REQUIRED TASK »
Present the data once more in exactly its original form.

(Data records)
::::::::
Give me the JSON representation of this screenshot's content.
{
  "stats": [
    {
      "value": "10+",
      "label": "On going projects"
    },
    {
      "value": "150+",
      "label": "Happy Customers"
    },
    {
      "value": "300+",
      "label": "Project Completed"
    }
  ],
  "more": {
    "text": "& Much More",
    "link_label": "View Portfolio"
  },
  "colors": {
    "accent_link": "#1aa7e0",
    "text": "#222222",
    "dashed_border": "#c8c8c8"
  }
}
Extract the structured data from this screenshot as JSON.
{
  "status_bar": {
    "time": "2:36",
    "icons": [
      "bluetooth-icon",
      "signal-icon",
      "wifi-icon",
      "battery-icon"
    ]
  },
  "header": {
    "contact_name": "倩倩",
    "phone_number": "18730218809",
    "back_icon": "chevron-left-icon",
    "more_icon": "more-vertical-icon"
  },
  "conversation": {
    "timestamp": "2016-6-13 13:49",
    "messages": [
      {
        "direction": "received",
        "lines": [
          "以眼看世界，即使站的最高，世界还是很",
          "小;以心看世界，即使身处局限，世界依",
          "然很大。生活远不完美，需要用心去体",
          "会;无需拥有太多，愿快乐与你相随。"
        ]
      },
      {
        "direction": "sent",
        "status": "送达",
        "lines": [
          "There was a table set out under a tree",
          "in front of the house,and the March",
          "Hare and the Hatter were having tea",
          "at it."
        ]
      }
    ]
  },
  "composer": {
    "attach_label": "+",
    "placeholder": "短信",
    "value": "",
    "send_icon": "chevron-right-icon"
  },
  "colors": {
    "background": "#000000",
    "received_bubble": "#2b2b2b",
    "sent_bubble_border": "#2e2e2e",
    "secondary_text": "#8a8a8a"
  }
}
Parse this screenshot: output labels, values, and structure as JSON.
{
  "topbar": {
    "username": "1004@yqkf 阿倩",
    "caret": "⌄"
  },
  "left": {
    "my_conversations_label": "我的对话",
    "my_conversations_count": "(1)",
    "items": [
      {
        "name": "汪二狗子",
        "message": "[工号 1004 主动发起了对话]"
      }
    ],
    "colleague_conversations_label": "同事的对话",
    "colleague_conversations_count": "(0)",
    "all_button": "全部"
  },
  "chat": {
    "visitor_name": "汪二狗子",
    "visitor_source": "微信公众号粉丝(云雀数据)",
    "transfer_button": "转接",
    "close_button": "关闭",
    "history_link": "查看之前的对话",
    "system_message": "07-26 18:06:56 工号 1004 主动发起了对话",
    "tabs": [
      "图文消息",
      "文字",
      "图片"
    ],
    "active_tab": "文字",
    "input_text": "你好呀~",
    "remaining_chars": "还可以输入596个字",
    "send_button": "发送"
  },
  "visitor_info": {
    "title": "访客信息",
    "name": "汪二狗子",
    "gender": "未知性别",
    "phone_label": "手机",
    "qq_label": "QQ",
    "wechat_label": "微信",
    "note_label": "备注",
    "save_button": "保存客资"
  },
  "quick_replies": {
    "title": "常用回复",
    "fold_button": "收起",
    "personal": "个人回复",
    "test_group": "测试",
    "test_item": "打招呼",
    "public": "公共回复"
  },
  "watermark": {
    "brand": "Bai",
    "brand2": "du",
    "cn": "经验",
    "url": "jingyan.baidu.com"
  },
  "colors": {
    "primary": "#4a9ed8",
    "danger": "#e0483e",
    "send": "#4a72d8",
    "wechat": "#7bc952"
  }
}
::::::::
SOLVED PROBLEM »
Give me the JSON representation of this screenshot's content.
{
  "stats": [
    {
      "value": "10+",
      "label": "On going projects"
    },
    {
      "value": "150+",
      "label": "Happy Customers"
    },
    {
      "value": "300+",
      "label": "Project Completed"
    }
  ],
  "more": {
    "text": "& Much More",
    "link_label": "View Portfolio"
  },
  "colors": {
    "accent_link": "#1aa7e0",
    "text": "#222222",
    "dashed_border": "#c8c8c8"
  }
}
Extract the structured data from this screenshot as JSON.
{
  "status_bar": {
    "time": "2:36",
    "icons": [
      "bluetooth-icon",
      "signal-icon",
      "wifi-icon",
      "battery-icon"
    ]
  },
  "header": {
    "contact_name": "倩倩",
    "phone_number": "18730218809",
    "back_icon": "chevron-left-icon",
    "more_icon": "more-vertical-icon"
  },
  "conversation": {
    "timestamp": "2016-6-13 13:49",
    "messages": [
      {
        "direction": "received",
        "lines": [
          "以眼看世界，即使站的最高，世界还是很",
          "小;以心看世界，即使身处局限，世界依",
          "然很大。生活远不完美，需要用心去体",
          "会;无需拥有太多，愿快乐与你相随。"
        ]
      },
      {
        "direction": "sent",
        "status": "送达",
        "lines": [
          "There was a table set out under a tree",
          "in front of the house,and the March",
          "Hare and the Hatter were having tea",
          "at it."
        ]
      }
    ]
  },
  "composer": {
    "attach_label": "+",
    "placeholder": "短信",
    "value": "",
    "send_icon": "chevron-right-icon"
  },
  "colors": {
    "background": "#000000",
    "received_bubble": "#2b2b2b",
    "sent_bubble_border": "#2e2e2e",
    "secondary_text": "#8a8a8a"
  }
}
Parse this screenshot: output labels, values, and structure as JSON.
{
  "topbar": {
    "username": "1004@yqkf 阿倩",
    "caret": "⌄"
  },
  "left": {
    "my_conversations_label": "我的对话",
    "my_conversations_count": "(1)",
    "items": [
      {
        "name": "汪二狗子",
        "message": "[工号 1004 主动发起了对话]"
      }
    ],
    "colleague_conversations_label": "同事的对话",
    "colleague_conversations_count": "(0)",
    "all_button": "全部"
  },
  "chat": {
    "visitor_name": "汪二狗子",
    "visitor_source": "微信公众号粉丝(云雀数据)",
    "transfer_button": "转接",
    "close_button": "关闭",
    "history_link": "查看之前的对话",
    "system_message": "07-26 18:06:56 工号 1004 主动发起了对话",
    "tabs": [
      "图文消息",
      "文字",
      "图片"
    ],
    "active_tab": "文字",
    "input_text": "你好呀~",
    "remaining_chars": "还可以输入596个字",
    "send_button": "发送"
  },
  "visitor_info": {
    "title": "访客信息",
    "name": "汪二狗子",
    "gender": "未知性别",
    "phone_label": "手机",
    "qq_label": "QQ",
    "wechat_label": "微信",
    "note_label": "备注",
    "save_button": "保存客资"
  },
  "quick_replies": {
    "title": "常用回复",
    "fold_button": "收起",
    "personal": "个人回复",
    "test_group": "测试",
    "test_item": "打招呼",
    "public": "公共回复"
  },
  "watermark": {
    "brand": "Bai",
    "brand2": "du",
    "cn": "经验",
    "url": "jingyan.baidu.com"
  },
  "colors": {
    "primary": "#4a9ed8",
    "danger": "#e0483e",
    "send": "#4a72d8",
    "wechat": "#7bc952"
  }
}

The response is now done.